WHAT TO DO: Write the data below out exactly as it stands. Do not include the pictures.

"""

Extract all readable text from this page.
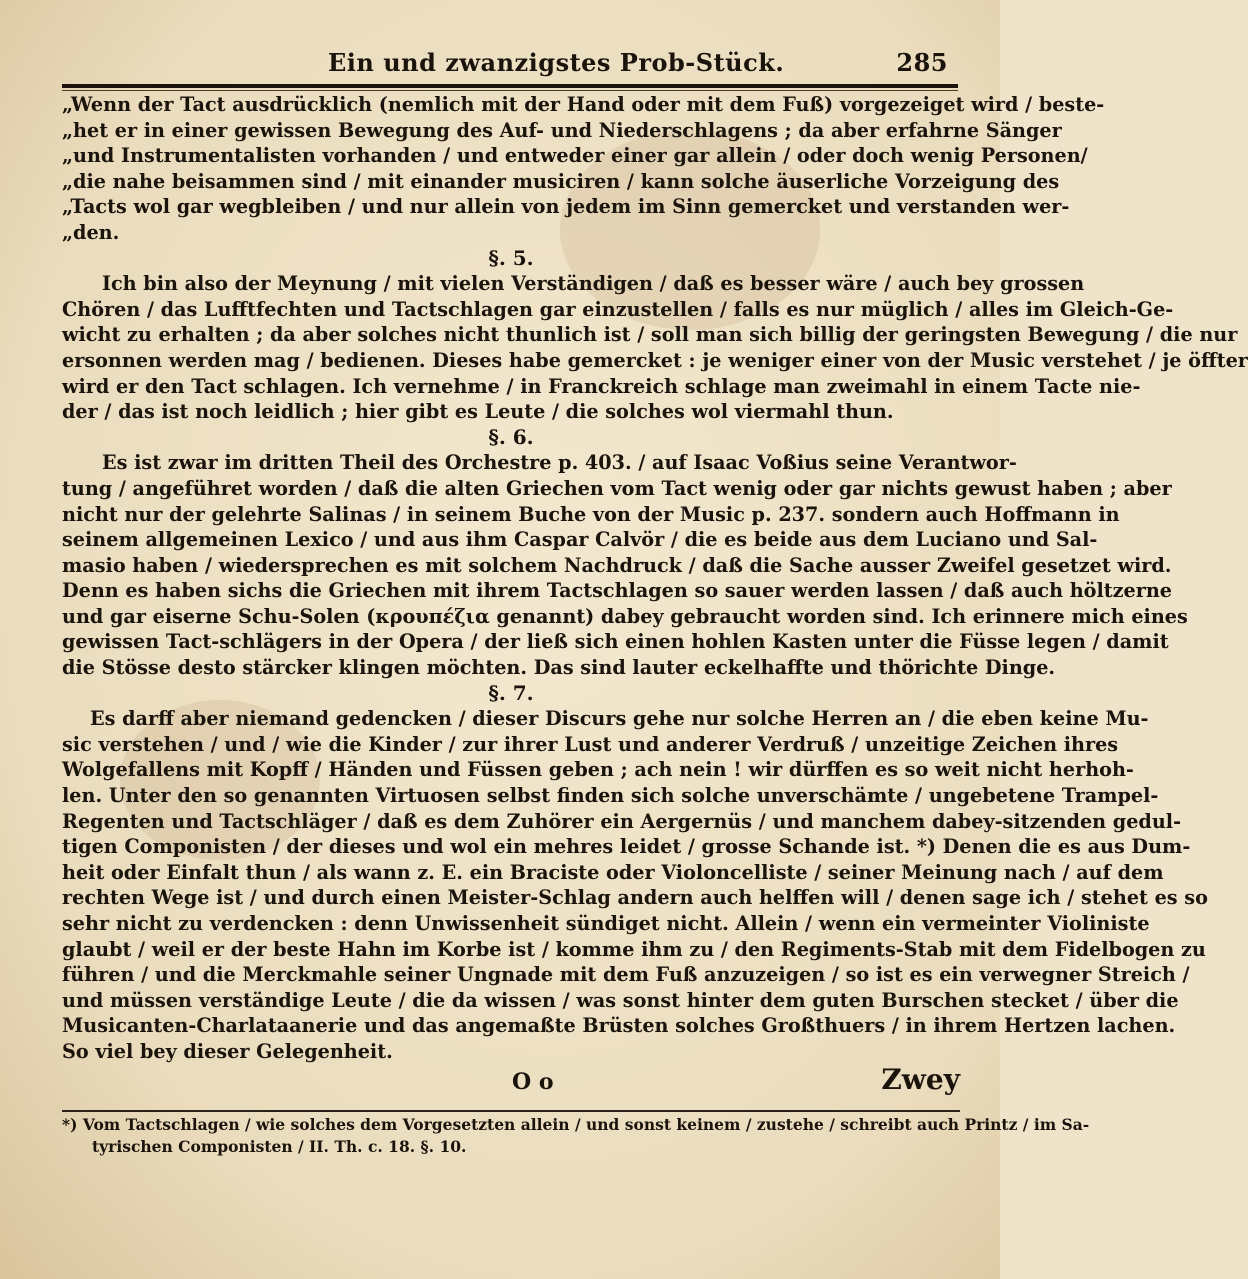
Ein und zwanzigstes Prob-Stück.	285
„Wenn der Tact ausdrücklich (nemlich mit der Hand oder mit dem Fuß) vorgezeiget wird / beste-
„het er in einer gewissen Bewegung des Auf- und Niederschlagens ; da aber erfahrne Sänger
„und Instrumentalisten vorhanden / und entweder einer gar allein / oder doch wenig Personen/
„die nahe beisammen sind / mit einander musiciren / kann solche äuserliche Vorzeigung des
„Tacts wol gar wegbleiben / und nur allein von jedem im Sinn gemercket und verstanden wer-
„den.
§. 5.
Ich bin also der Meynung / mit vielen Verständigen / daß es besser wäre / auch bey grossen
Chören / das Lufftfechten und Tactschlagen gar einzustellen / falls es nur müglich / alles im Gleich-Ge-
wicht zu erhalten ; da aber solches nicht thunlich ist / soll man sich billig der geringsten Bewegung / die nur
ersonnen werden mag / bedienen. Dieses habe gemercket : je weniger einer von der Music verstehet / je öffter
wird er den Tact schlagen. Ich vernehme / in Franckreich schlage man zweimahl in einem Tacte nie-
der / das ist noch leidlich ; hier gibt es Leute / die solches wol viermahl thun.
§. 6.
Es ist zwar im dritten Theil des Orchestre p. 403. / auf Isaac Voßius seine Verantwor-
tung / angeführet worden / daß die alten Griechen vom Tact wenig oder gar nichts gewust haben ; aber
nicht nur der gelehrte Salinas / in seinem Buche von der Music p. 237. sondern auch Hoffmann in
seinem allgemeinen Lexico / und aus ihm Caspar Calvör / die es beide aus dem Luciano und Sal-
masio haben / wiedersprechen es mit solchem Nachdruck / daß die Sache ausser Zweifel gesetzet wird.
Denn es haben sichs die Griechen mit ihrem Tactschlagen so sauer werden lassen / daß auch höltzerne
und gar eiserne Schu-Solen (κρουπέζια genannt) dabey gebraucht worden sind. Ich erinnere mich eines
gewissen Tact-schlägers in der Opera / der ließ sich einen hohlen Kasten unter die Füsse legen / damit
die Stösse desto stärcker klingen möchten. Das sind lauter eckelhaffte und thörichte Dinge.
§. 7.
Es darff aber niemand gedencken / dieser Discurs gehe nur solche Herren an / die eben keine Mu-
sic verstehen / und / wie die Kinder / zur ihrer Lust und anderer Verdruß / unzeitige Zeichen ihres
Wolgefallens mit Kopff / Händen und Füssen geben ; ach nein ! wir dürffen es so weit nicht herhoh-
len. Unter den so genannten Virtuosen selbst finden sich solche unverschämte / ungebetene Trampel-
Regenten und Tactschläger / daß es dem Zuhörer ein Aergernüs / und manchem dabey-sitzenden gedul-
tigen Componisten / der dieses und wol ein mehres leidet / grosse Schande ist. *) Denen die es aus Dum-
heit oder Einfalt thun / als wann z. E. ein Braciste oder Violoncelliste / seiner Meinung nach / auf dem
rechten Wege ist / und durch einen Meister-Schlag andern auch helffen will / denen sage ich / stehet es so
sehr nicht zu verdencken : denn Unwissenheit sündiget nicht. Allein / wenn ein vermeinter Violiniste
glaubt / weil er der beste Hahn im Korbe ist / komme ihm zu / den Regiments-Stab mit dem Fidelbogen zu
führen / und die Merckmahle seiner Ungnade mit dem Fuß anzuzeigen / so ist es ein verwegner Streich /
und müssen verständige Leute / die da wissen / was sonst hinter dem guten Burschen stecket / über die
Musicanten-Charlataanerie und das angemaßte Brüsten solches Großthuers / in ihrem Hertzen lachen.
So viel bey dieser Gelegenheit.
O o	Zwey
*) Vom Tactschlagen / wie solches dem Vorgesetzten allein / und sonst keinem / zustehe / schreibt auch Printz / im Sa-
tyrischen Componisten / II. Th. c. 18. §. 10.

"""

ANSWER TO THE EXERCISE:
Extract all readable text from this page.
Ein und zwanzigstes Prob-Stück.	285
„Wenn der Tact ausdrücklich (nemlich mit der Hand oder mit dem Fuß) vorgezeiget wird / beste-
„het er in einer gewissen Bewegung des Auf- und Niederschlagens ; da aber erfahrne Sänger
„und Instrumentalisten vorhanden / und entweder einer gar allein / oder doch wenig Personen/
„die nahe beisammen sind / mit einander musiciren / kann solche äuserliche Vorzeigung des
„Tacts wol gar wegbleiben / und nur allein von jedem im Sinn gemercket und verstanden wer-
„den.
§. 5.
Ich bin also der Meynung / mit vielen Verständigen / daß es besser wäre / auch bey grossen
Chören / das Lufftfechten und Tactschlagen gar einzustellen / falls es nur müglich / alles im Gleich-Ge-
wicht zu erhalten ; da aber solches nicht thunlich ist / soll man sich billig der geringsten Bewegung / die nur
ersonnen werden mag / bedienen. Dieses habe gemercket : je weniger einer von der Music verstehet / je öffter
wird er den Tact schlagen. Ich vernehme / in Franckreich schlage man zweimahl in einem Tacte nie-
der / das ist noch leidlich ; hier gibt es Leute / die solches wol viermahl thun.
§. 6.
Es ist zwar im dritten Theil des Orchestre p. 403. / auf Isaac Voßius seine Verantwor-
tung / angeführet worden / daß die alten Griechen vom Tact wenig oder gar nichts gewust haben ; aber
nicht nur der gelehrte Salinas / in seinem Buche von der Music p. 237. sondern auch Hoffmann in
seinem allgemeinen Lexico / und aus ihm Caspar Calvör / die es beide aus dem Luciano und Sal-
masio haben / wiedersprechen es mit solchem Nachdruck / daß die Sache ausser Zweifel gesetzet wird.
Denn es haben sichs die Griechen mit ihrem Tactschlagen so sauer werden lassen / daß auch höltzerne
und gar eiserne Schu-Solen (κρουπέζια genannt) dabey gebraucht worden sind. Ich erinnere mich eines
gewissen Tact-schlägers in der Opera / der ließ sich einen hohlen Kasten unter die Füsse legen / damit
die Stösse desto stärcker klingen möchten. Das sind lauter eckelhaffte und thörichte Dinge.
§. 7.
Es darff aber niemand gedencken / dieser Discurs gehe nur solche Herren an / die eben keine Mu-
sic verstehen / und / wie die Kinder / zur ihrer Lust und anderer Verdruß / unzeitige Zeichen ihres
Wolgefallens mit Kopff / Händen und Füssen geben ; ach nein ! wir dürffen es so weit nicht herhoh-
len. Unter den so genannten Virtuosen selbst finden sich solche unverschämte / ungebetene Trampel-
Regenten und Tactschläger / daß es dem Zuhörer ein Aergernüs / und manchem dabey-sitzenden gedul-
tigen Componisten / der dieses und wol ein mehres leidet / grosse Schande ist. *) Denen die es aus Dum-
heit oder Einfalt thun / als wann z. E. ein Braciste oder Violoncelliste / seiner Meinung nach / auf dem
rechten Wege ist / und durch einen Meister-Schlag andern auch helffen will / denen sage ich / stehet es so
sehr nicht zu verdencken : denn Unwissenheit sündiget nicht. Allein / wenn ein vermeinter Violiniste
glaubt / weil er der beste Hahn im Korbe ist / komme ihm zu / den Regiments-Stab mit dem Fidelbogen zu
führen / und die Merckmahle seiner Ungnade mit dem Fuß anzuzeigen / so ist es ein verwegner Streich /
und müssen verständige Leute / die da wissen / was sonst hinter dem guten Burschen stecket / über die
Musicanten-Charlataanerie und das angemaßte Brüsten solches Großthuers / in ihrem Hertzen lachen.
So viel bey dieser Gelegenheit.
O o	Zwey
*) Vom Tactschlagen / wie solches dem Vorgesetzten allein / und sonst keinem / zustehe / schreibt auch Printz / im Sa-
tyrischen Componisten / II. Th. c. 18. §. 10.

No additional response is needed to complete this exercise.